Given task: Locate every line in the records below that holds the word "level" and return each one.

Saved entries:
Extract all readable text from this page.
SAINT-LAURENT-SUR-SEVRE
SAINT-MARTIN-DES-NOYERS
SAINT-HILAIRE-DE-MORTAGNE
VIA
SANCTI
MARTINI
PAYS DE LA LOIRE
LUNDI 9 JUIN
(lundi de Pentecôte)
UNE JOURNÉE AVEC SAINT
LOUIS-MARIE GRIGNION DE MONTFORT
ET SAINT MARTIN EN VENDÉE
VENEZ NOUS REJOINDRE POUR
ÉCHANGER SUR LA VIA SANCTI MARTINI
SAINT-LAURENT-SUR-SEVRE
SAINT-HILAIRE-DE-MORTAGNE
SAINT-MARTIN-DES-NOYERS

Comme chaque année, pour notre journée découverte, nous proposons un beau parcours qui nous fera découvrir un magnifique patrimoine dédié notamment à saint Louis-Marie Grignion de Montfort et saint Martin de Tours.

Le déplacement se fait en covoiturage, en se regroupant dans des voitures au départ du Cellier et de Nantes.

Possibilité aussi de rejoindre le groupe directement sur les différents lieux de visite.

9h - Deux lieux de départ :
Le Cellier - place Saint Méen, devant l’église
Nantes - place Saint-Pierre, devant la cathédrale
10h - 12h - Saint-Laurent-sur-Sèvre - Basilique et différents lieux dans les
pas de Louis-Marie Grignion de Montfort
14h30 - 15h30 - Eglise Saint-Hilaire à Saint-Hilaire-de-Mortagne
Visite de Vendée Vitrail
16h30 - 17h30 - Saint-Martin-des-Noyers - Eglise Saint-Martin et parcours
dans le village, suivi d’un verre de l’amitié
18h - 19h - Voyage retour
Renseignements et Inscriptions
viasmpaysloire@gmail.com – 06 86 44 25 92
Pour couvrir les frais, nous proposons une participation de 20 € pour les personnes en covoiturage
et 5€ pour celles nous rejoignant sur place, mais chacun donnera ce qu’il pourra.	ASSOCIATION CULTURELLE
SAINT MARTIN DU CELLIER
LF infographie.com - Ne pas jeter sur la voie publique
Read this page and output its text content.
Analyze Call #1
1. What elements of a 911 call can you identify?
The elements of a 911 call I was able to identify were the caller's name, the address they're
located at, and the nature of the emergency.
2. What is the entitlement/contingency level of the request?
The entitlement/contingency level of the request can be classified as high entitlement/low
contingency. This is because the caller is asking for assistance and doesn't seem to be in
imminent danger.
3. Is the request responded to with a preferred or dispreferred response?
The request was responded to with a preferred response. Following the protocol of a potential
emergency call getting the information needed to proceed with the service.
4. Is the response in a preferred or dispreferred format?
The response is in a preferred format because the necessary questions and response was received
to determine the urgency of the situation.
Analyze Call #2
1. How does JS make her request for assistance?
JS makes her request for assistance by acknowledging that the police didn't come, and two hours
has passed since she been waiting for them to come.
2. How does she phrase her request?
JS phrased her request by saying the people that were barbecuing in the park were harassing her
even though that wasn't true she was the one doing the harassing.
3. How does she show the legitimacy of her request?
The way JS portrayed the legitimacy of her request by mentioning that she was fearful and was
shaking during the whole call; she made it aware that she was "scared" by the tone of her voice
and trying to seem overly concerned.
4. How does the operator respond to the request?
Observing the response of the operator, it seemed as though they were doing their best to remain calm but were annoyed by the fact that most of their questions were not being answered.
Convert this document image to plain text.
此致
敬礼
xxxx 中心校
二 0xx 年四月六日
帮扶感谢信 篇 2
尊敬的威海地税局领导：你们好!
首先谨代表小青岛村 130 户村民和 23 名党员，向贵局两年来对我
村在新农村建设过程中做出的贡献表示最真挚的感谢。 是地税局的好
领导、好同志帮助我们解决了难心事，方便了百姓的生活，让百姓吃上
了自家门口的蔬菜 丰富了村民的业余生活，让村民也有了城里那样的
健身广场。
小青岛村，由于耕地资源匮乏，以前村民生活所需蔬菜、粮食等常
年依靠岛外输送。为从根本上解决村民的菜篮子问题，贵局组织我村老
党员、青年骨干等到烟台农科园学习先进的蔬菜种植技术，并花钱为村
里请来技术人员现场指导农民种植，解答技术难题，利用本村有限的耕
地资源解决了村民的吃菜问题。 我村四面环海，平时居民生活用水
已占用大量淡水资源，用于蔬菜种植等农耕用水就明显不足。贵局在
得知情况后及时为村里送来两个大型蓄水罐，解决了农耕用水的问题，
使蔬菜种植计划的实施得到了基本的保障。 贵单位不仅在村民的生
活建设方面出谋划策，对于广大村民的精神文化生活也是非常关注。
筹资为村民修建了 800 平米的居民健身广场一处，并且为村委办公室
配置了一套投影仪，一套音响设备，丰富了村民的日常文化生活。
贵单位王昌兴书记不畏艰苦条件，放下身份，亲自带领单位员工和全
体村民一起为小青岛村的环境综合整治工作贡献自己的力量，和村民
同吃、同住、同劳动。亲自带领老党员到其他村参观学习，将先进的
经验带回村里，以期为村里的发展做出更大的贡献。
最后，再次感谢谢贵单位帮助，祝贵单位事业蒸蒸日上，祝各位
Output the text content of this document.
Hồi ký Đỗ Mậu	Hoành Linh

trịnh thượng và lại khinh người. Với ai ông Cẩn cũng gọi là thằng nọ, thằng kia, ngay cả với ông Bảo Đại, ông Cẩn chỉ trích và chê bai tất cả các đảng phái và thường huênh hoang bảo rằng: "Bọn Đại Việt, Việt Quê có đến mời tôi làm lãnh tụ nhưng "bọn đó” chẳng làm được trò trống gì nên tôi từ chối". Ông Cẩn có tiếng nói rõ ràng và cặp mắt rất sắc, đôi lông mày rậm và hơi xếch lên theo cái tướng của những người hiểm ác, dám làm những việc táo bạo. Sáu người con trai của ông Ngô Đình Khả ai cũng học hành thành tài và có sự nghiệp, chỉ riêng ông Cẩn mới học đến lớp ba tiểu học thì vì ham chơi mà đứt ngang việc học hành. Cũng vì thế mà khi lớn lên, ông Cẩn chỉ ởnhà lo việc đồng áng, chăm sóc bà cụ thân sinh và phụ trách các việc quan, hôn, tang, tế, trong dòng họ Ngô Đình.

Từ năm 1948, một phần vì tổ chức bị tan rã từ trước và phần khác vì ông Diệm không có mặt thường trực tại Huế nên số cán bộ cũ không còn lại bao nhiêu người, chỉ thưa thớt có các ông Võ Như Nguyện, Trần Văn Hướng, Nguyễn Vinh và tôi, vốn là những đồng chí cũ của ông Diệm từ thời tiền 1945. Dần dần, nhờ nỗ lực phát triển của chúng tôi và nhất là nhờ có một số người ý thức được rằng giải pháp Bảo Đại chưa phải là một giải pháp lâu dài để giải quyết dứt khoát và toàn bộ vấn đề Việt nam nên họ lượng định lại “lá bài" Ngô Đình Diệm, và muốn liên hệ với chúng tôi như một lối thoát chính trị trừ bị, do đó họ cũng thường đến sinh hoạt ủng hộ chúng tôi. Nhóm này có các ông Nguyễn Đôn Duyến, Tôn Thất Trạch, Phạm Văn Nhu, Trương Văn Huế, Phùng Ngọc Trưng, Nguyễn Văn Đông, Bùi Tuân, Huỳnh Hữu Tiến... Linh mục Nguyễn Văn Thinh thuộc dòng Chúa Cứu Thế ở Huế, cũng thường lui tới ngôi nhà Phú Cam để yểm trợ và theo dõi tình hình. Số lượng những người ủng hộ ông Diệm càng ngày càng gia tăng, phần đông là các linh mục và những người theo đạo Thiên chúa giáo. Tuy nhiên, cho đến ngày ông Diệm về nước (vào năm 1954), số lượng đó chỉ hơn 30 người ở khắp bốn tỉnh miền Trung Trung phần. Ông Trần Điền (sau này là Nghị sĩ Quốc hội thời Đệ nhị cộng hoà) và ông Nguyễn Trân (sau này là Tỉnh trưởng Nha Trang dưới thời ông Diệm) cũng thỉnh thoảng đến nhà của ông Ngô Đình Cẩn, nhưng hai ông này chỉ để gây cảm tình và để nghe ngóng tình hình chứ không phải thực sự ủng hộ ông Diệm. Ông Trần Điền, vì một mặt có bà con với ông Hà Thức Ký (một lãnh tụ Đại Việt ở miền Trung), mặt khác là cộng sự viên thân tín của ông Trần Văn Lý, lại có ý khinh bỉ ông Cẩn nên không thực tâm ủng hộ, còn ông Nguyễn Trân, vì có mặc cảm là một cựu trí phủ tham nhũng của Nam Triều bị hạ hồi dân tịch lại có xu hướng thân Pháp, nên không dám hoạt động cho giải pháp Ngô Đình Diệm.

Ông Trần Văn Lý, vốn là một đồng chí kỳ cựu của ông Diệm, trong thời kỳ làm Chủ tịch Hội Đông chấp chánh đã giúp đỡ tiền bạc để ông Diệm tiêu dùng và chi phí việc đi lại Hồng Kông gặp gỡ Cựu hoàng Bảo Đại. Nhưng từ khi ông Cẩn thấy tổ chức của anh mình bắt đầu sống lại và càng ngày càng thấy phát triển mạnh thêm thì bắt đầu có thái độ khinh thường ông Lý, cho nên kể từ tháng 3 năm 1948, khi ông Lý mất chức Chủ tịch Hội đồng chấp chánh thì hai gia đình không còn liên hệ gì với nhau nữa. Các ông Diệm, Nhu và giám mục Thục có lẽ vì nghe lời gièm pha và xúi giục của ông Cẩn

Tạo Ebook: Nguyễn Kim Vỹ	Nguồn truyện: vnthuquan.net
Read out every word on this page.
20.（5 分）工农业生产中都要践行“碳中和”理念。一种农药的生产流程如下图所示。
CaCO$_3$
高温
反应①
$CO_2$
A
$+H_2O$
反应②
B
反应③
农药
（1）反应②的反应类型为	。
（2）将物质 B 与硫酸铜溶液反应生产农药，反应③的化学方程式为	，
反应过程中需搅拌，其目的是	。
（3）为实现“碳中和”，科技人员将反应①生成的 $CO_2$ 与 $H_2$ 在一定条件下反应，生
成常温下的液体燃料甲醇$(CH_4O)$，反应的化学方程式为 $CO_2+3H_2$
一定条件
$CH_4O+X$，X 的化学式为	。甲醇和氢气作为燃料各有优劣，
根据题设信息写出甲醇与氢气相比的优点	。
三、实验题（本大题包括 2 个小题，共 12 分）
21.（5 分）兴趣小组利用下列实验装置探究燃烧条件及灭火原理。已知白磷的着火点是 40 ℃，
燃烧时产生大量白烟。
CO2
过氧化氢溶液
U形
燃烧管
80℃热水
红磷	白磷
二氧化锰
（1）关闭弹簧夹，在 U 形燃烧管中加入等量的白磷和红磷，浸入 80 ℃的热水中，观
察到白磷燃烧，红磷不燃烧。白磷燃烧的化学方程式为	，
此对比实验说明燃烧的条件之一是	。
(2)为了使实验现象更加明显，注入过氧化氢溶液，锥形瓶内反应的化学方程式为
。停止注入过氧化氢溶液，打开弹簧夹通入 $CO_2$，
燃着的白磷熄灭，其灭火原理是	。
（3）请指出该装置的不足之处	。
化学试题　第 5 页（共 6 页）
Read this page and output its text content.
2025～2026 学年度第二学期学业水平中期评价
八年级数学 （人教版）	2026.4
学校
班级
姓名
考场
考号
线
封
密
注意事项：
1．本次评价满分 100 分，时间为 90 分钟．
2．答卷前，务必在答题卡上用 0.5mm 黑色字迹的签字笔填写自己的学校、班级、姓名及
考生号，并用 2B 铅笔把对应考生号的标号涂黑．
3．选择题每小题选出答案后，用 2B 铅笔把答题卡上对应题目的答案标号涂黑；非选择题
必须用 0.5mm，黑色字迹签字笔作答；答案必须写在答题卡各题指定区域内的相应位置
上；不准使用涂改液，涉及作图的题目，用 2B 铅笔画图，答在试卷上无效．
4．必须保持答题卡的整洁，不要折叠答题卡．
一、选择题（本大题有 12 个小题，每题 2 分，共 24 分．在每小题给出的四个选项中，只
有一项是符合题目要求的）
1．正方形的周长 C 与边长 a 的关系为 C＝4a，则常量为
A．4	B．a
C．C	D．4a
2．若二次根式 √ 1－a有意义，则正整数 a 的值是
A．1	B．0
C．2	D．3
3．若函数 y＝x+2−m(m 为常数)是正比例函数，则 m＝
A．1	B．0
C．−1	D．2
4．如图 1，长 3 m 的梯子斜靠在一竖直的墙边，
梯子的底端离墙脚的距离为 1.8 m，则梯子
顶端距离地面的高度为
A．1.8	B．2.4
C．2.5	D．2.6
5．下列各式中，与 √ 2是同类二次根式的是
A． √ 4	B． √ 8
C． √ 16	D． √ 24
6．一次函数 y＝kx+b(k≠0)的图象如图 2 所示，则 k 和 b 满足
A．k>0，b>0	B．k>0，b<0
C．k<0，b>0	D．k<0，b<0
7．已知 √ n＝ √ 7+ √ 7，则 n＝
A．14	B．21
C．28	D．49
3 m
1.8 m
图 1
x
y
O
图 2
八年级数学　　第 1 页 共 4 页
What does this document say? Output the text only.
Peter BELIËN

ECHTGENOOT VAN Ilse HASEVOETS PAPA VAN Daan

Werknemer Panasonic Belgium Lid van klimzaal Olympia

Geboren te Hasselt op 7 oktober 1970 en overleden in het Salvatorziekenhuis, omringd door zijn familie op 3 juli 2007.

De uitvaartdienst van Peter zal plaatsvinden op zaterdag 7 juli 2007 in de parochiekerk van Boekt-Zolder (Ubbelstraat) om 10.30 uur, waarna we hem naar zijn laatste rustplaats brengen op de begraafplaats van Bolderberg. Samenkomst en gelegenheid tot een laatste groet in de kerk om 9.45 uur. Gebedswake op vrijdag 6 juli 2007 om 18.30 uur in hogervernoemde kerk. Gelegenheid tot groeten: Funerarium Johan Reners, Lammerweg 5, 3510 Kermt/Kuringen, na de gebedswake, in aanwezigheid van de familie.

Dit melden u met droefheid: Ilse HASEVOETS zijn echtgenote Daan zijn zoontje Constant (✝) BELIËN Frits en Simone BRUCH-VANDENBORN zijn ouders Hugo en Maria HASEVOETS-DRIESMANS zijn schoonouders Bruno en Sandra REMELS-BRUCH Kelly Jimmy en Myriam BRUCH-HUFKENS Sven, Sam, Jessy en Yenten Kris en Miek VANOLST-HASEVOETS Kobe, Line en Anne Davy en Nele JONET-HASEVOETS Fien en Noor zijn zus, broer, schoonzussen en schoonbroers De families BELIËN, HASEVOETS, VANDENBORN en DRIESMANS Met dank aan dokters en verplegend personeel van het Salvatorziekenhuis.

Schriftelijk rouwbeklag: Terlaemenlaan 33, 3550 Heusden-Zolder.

Written answer:
2. What is the entitlement/contingency level of the request?
The entitlement/contingency level of the request can be classified as high entitlement/low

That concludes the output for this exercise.